Pick out every line of the entries below where "Hosic" occurs, and copy those lines.

Stored data entries:
>>>

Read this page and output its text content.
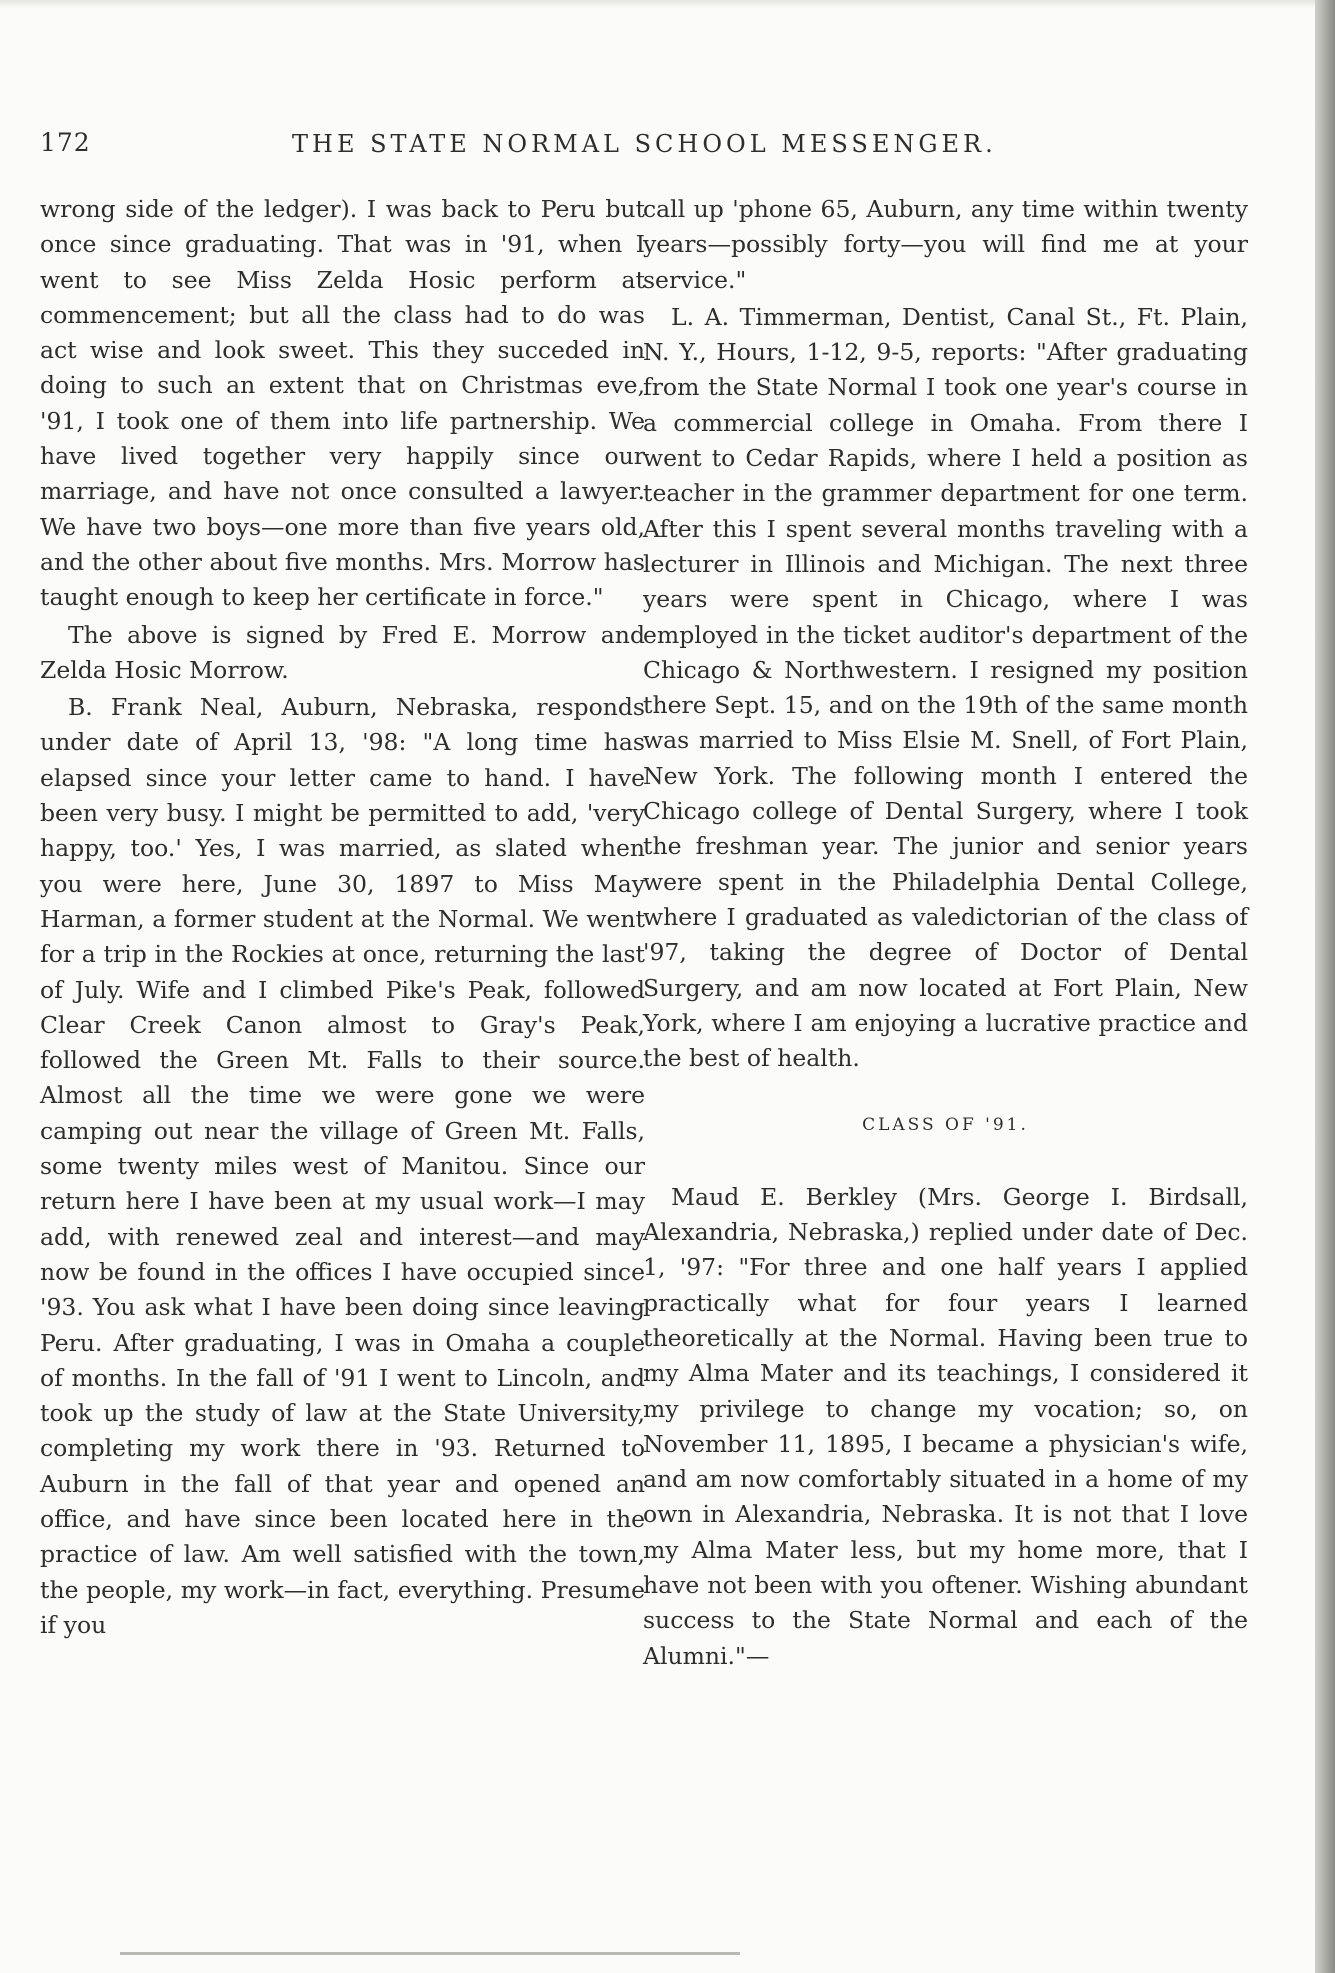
172	THE STATE NORMAL SCHOOL MESSENGER.

wrong side of the ledger). I was back to Peru but once since graduating. That was in '91, when I went to see Miss Zelda Hosic perform at commencement; but all the class had to do was act wise and look sweet. This they succeded in doing to such an extent that on Christmas eve, '91, I took one of them into life partnership. We have lived together very happily since our marriage, and have not once consulted a lawyer. We have two boys—one more than five years old, and the other about five months. Mrs. Morrow has taught enough to keep her certificate in force."

The above is signed by Fred E. Morrow and Zelda Hosic Morrow.

B. Frank Neal, Auburn, Nebraska, responds under date of April 13, '98: "A long time has elapsed since your letter came to hand. I have been very busy. I might be permitted to add, 'very happy, too.' Yes, I was married, as slated when you were here, June 30, 1897 to Miss May Harman, a former student at the Normal. We went for a trip in the Rockies at once, returning the last of July. Wife and I climbed Pike's Peak, followed Clear Creek Canon almost to Gray's Peak, followed the Green Mt. Falls to their source. Almost all the time we were gone we were camping out near the village of Green Mt. Falls, some twenty miles west of Manitou. Since our return here I have been at my usual work—I may add, with renewed zeal and interest—and may now be found in the offices I have occupied since '93. You ask what I have been doing since leaving Peru. After graduating, I was in Omaha a couple of months. In the fall of '91 I went to Lincoln, and took up the study of law at the State University, completing my work there in '93. Returned to Auburn in the fall of that year and opened an office, and have since been located here in the practice of law. Am well satisfied with the town, the people, my work—in fact, everything. Presume if you

call up 'phone 65, Auburn, any time within twenty years—possibly forty—you will find me at your service."

L. A. Timmerman, Dentist, Canal St., Ft. Plain, N. Y., Hours, 1-12, 9-5, reports: "After graduating from the State Normal I took one year's course in a commercial college in Omaha. From there I went to Cedar Rapids, where I held a position as teacher in the grammer department for one term. After this I spent several months traveling with a lecturer in Illinois and Michigan. The next three years were spent in Chicago, where I was employed in the ticket auditor's department of the Chicago & Northwestern. I resigned my position there Sept. 15, and on the 19th of the same month was married to Miss Elsie M. Snell, of Fort Plain, New York. The following month I entered the Chicago college of Dental Surgery, where I took the freshman year. The junior and senior years were spent in the Philadelphia Dental College, where I graduated as valedictorian of the class of '97, taking the degree of Doctor of Dental Surgery, and am now located at Fort Plain, New York, where I am enjoying a lucrative practice and the best of health.

CLASS OF '91.

Maud E. Berkley (Mrs. George I. Birdsall, Alexandria, Nebraska,) replied under date of Dec. 1, '97: "For three and one half years I applied practically what for four years I learned theoretically at the Normal. Having been true to my Alma Mater and its teachings, I considered it my privilege to change my vocation; so, on November 11, 1895, I became a physician's wife, and am now comfortably situated in a home of my own in Alexandria, Nebraska. It is not that I love my Alma Mater less, but my home more, that I have not been with you oftener. Wishing abundant success to the State Normal and each of the Alumni."—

<<<

▶ Result of this task:
wrong side of the ledger). I was back to Peru but once since graduating. That was in '91, when I went to see Miss Zelda Hosic perform at commencement; but all the class had to do was act wise and look sweet. This they succeded in doing to such an extent that on Christmas eve, '91, I took one of them into life partnership. We have lived together very happily since our marriage, and have not once consulted a lawyer. We have two boys—one more than five years old, and the other about five months. Mrs. Morrow has taught enough to keep her certificate in force."
The above is signed by Fred E. Morrow and Zelda Hosic Morrow.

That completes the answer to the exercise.